WHAT IS BEING ASKED: Each line of the listing that contains the word "these" is to be copied.

INPUT RECORDS:
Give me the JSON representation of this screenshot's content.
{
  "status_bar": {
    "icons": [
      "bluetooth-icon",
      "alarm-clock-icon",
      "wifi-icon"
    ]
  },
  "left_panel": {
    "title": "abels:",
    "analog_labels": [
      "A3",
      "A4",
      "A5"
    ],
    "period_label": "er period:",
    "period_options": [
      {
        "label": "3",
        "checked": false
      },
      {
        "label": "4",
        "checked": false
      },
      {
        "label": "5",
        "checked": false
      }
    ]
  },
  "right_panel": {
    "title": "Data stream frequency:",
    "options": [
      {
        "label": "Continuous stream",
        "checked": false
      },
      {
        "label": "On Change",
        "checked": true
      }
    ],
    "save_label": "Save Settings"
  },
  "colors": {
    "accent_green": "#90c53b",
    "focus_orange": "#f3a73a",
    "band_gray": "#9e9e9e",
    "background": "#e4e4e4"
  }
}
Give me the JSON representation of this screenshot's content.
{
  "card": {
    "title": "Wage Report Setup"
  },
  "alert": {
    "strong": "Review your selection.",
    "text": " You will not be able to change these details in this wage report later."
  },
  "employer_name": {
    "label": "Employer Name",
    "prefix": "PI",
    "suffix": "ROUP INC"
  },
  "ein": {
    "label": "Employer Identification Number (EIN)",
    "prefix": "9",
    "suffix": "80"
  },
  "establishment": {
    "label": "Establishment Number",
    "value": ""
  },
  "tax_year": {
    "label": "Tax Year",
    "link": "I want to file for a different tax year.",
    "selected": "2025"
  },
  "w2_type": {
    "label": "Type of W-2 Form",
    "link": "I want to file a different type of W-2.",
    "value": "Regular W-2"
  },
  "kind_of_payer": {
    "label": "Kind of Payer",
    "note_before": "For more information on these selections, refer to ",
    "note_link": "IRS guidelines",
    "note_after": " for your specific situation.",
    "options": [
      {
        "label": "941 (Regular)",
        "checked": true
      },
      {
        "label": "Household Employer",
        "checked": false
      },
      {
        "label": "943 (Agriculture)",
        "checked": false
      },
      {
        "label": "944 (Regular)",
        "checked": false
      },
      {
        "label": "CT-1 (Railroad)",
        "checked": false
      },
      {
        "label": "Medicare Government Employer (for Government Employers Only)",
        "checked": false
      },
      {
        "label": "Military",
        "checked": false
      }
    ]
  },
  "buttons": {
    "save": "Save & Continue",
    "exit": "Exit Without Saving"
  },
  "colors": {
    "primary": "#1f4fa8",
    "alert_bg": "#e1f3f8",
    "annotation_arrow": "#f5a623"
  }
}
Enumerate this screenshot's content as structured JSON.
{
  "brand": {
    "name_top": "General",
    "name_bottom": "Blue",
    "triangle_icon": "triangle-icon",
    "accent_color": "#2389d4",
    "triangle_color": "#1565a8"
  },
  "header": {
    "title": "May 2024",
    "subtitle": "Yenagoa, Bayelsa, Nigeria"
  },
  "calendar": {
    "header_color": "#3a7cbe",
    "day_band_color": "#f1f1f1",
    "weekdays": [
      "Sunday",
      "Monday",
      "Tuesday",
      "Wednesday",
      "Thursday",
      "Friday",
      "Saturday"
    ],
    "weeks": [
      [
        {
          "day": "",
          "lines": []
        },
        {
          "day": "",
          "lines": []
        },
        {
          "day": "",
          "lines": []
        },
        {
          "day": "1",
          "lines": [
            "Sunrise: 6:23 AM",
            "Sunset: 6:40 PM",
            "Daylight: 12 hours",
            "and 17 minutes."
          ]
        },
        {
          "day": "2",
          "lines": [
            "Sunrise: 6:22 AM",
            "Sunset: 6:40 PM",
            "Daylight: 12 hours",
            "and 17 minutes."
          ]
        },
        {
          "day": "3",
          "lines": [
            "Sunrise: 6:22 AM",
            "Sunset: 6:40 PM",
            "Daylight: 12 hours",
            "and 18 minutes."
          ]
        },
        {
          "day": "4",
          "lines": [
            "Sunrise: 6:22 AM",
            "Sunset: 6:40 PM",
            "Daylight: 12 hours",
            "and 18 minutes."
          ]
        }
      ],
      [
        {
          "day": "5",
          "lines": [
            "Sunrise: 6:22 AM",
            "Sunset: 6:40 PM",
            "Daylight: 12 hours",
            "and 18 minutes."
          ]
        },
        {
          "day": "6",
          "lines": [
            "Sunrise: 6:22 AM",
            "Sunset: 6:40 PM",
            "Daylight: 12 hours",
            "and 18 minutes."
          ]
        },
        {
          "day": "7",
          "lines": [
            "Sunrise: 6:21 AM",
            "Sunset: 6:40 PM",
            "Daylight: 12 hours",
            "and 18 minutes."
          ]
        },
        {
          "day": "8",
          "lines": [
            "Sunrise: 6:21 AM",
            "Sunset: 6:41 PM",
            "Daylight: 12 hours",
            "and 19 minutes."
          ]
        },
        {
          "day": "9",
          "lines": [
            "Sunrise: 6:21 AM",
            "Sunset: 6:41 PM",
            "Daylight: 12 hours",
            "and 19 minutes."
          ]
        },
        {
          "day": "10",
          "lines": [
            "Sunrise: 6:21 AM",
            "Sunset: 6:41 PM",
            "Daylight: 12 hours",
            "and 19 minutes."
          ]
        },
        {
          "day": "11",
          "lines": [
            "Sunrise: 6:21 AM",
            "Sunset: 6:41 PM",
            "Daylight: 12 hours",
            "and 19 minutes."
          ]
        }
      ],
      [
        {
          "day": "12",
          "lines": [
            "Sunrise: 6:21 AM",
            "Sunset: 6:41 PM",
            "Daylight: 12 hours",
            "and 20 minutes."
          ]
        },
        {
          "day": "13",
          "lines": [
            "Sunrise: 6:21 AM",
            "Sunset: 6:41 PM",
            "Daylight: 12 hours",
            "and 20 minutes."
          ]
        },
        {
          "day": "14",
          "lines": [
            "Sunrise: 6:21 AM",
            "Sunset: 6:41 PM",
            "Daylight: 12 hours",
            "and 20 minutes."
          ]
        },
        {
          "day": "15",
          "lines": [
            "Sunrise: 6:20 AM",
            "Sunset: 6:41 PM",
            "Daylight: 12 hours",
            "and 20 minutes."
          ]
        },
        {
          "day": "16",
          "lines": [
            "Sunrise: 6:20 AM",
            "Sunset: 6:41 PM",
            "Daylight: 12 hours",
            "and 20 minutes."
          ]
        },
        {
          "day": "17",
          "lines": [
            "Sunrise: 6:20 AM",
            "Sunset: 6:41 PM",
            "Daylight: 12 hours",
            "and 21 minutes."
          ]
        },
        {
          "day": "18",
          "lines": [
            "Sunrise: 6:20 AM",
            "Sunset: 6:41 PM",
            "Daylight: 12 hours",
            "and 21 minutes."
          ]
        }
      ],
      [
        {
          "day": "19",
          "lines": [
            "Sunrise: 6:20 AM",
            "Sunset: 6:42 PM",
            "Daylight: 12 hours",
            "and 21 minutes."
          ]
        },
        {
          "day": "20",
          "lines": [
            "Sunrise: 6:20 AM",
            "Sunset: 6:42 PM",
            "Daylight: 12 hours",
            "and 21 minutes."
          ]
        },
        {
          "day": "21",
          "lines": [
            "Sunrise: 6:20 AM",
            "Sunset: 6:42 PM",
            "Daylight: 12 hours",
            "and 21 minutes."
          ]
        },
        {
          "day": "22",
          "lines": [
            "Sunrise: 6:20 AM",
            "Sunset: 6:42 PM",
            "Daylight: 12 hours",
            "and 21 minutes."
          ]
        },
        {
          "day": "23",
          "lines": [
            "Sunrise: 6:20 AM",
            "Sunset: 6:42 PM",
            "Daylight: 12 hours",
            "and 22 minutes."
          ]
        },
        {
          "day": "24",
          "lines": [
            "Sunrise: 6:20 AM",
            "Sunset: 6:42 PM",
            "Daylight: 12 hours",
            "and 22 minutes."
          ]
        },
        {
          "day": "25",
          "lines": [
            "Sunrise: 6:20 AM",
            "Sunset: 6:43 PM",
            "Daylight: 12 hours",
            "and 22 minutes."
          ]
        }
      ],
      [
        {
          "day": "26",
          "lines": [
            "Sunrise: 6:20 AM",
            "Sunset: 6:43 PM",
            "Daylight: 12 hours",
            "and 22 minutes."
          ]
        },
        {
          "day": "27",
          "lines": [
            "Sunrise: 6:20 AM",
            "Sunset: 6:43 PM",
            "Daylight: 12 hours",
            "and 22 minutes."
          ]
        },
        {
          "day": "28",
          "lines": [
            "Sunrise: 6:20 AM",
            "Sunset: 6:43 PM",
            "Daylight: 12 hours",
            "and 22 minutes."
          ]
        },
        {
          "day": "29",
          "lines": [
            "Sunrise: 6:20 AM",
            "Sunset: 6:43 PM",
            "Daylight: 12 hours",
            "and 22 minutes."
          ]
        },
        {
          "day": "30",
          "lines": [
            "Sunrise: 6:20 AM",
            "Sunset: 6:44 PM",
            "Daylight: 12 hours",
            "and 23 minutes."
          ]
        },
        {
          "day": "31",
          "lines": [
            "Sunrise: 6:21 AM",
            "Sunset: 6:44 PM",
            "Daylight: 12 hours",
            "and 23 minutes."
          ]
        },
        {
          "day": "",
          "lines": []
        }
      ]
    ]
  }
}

EXPECTED ANSWER:
    "text": " You will not be able to change these details in this wage report later."
    "note_before": "For more information on these selections, refer to ",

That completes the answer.